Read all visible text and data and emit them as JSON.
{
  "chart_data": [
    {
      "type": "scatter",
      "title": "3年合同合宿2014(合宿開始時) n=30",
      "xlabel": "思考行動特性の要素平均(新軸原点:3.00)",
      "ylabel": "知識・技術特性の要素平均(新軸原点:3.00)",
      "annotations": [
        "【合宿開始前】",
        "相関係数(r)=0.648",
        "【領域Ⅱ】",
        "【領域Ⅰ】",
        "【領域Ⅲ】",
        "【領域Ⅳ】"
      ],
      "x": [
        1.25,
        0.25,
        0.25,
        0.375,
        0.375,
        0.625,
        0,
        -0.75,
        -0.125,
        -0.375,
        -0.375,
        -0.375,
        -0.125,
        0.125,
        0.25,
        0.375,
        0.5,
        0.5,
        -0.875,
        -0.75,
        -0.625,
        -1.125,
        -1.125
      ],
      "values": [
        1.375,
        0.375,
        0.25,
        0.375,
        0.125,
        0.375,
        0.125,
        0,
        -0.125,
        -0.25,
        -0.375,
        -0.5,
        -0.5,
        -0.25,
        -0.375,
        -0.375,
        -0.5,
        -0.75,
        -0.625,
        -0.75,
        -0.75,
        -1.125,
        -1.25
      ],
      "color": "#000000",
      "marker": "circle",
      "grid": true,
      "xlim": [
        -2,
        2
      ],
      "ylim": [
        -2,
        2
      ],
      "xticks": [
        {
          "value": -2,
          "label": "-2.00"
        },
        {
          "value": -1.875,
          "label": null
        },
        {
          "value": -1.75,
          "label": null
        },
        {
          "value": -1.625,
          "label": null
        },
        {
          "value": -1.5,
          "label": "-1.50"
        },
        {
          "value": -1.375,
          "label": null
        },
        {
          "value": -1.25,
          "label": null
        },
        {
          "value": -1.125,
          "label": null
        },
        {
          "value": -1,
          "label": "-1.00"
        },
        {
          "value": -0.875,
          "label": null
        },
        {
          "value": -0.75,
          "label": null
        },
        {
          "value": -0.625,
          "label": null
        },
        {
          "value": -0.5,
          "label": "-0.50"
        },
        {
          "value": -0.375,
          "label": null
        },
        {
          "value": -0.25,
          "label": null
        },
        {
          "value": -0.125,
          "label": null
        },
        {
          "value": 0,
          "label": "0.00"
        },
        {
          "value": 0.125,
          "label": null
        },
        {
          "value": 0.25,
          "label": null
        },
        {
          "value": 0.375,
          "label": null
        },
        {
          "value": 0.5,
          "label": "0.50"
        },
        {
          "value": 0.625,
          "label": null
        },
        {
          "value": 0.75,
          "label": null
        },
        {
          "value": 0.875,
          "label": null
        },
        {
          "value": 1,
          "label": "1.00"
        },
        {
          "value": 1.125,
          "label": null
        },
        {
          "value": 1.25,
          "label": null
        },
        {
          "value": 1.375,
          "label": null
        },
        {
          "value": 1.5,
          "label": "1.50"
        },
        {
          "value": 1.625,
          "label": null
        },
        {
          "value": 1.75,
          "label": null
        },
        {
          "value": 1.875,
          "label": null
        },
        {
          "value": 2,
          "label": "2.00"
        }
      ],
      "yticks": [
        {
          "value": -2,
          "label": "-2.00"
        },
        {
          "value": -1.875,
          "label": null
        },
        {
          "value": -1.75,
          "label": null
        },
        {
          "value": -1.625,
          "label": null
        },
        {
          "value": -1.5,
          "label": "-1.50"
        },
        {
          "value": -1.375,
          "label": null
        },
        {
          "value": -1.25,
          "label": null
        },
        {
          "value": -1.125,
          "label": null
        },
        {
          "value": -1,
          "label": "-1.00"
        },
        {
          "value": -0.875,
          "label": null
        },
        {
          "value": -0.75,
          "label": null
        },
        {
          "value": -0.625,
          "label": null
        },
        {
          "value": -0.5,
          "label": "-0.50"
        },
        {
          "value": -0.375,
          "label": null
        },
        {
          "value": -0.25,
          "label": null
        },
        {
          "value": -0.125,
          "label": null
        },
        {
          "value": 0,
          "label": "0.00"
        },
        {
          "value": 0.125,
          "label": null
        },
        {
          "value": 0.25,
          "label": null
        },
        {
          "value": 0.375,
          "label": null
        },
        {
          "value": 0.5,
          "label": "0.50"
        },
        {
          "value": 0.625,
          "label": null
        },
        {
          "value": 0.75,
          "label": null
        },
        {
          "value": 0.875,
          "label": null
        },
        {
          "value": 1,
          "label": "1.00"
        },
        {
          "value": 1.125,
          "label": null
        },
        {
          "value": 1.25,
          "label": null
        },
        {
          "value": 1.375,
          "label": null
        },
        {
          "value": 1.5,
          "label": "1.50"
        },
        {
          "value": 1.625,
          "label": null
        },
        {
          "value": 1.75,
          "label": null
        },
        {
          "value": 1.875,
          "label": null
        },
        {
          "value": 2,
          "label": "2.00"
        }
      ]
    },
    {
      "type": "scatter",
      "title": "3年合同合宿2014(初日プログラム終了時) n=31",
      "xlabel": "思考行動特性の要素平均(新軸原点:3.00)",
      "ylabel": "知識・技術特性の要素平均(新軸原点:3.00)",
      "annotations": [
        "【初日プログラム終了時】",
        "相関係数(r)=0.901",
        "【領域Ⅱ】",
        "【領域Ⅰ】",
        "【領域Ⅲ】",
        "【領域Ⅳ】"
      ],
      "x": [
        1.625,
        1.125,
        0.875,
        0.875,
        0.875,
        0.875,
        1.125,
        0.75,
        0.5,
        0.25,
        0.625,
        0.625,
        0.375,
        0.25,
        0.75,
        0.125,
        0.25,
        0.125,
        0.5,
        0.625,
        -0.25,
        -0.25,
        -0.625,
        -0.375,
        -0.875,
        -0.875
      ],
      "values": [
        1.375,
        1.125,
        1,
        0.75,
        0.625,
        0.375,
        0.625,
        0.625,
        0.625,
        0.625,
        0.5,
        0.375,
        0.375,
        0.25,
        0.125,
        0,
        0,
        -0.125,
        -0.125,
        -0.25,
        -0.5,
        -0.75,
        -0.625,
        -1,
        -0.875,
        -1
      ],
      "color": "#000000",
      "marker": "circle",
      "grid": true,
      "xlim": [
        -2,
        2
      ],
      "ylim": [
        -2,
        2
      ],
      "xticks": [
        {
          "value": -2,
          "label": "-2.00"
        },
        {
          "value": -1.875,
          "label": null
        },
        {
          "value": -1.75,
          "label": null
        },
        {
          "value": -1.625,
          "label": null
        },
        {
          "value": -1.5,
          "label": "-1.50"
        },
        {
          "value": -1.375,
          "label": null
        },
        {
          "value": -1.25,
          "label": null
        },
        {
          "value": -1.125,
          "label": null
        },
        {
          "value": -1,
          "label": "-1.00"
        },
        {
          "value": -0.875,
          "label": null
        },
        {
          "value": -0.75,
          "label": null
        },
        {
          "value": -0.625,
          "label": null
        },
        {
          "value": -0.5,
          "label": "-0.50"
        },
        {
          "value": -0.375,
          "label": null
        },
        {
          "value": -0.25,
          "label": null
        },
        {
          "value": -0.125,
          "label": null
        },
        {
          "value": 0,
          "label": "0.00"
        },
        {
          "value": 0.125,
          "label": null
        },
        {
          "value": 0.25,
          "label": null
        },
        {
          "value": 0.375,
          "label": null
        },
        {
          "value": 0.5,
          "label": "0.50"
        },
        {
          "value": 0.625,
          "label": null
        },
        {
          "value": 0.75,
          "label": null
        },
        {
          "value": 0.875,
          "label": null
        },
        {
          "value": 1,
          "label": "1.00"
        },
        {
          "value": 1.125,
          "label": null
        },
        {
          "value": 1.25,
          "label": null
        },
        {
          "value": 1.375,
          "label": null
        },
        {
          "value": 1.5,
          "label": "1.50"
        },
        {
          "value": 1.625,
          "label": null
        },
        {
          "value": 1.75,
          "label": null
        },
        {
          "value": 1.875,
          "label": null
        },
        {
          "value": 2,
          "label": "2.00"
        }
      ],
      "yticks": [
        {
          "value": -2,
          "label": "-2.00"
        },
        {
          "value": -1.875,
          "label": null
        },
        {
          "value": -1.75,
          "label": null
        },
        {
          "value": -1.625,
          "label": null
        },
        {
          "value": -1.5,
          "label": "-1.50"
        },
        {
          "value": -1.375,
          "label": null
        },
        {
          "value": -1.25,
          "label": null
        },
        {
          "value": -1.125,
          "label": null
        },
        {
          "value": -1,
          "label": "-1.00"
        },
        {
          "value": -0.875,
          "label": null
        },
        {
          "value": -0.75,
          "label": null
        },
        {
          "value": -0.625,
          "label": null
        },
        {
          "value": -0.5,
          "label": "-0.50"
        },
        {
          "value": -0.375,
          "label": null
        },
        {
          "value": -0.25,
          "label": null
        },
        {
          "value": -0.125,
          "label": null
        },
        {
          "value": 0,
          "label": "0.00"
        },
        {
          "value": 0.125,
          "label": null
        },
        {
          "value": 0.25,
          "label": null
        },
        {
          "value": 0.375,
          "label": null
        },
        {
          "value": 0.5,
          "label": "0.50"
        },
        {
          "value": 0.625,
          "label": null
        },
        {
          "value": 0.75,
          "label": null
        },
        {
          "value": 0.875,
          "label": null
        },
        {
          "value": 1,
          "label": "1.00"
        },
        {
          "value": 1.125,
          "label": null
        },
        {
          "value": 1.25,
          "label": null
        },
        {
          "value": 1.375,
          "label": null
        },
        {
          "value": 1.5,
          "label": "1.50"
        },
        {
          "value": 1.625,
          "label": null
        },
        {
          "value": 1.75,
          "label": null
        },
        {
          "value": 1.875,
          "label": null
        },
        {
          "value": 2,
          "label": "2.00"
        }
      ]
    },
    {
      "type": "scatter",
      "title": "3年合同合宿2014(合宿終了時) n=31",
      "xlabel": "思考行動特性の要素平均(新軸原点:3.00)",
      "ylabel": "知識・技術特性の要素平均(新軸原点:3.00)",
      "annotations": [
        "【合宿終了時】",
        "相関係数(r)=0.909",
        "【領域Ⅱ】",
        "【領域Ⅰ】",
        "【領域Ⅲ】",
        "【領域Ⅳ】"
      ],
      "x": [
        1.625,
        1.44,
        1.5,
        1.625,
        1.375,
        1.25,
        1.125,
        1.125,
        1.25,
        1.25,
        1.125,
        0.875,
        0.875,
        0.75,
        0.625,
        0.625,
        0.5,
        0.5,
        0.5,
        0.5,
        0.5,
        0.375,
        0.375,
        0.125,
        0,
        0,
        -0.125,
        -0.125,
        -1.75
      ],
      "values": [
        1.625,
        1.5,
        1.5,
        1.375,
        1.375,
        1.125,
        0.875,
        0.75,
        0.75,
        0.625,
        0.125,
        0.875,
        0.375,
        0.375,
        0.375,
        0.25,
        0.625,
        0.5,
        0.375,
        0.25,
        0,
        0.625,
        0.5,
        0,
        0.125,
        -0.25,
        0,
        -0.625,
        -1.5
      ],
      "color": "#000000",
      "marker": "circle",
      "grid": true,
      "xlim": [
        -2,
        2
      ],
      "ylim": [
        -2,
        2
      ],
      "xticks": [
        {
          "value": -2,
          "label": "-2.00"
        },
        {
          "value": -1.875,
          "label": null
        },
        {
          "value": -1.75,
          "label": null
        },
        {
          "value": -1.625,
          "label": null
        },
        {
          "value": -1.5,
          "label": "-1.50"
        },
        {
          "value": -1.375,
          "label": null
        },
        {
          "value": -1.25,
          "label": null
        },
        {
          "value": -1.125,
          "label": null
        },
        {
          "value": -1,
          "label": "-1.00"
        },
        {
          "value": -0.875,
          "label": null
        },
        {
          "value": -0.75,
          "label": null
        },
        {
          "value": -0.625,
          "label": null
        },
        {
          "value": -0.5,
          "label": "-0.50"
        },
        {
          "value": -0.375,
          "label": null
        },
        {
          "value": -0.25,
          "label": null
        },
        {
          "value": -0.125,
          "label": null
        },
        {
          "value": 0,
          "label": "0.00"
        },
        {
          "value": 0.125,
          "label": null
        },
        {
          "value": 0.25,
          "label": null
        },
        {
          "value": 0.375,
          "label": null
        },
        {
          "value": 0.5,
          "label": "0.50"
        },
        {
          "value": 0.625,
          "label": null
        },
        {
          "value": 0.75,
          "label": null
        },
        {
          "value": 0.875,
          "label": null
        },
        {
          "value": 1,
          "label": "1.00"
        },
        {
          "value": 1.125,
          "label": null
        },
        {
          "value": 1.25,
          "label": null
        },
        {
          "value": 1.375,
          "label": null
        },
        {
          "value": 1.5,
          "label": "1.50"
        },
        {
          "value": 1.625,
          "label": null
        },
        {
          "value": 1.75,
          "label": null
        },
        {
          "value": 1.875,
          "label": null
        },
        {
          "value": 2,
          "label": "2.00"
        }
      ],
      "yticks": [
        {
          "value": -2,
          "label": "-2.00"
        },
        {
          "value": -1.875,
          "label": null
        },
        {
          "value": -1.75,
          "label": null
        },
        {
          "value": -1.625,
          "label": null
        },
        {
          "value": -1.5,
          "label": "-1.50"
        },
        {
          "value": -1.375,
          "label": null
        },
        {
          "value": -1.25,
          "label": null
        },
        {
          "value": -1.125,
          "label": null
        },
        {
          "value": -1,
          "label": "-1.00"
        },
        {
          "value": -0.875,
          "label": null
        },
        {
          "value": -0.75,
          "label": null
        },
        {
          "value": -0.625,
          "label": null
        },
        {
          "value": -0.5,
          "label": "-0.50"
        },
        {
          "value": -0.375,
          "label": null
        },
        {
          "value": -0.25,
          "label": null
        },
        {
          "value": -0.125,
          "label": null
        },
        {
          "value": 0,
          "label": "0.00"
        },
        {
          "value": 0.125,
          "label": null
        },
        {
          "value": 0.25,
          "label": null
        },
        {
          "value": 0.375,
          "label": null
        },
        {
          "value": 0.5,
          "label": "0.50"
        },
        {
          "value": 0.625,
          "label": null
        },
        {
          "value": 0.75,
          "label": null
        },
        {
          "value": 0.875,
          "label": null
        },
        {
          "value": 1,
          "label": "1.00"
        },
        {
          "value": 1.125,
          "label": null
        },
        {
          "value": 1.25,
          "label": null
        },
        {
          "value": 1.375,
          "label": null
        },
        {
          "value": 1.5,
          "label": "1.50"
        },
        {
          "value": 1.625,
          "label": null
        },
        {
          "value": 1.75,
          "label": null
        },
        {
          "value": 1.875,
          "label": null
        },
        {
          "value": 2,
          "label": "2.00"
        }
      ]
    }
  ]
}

▶ Instructions to follow:
Where a line above contains the string "title", copy that line.

▶ Written response:
      "title": "3年合同合宿2014(合宿開始時) n=30",
      "title": "3年合同合宿2014(初日プログラム終了時) n=31",
      "title": "3年合同合宿2014(合宿終了時) n=31",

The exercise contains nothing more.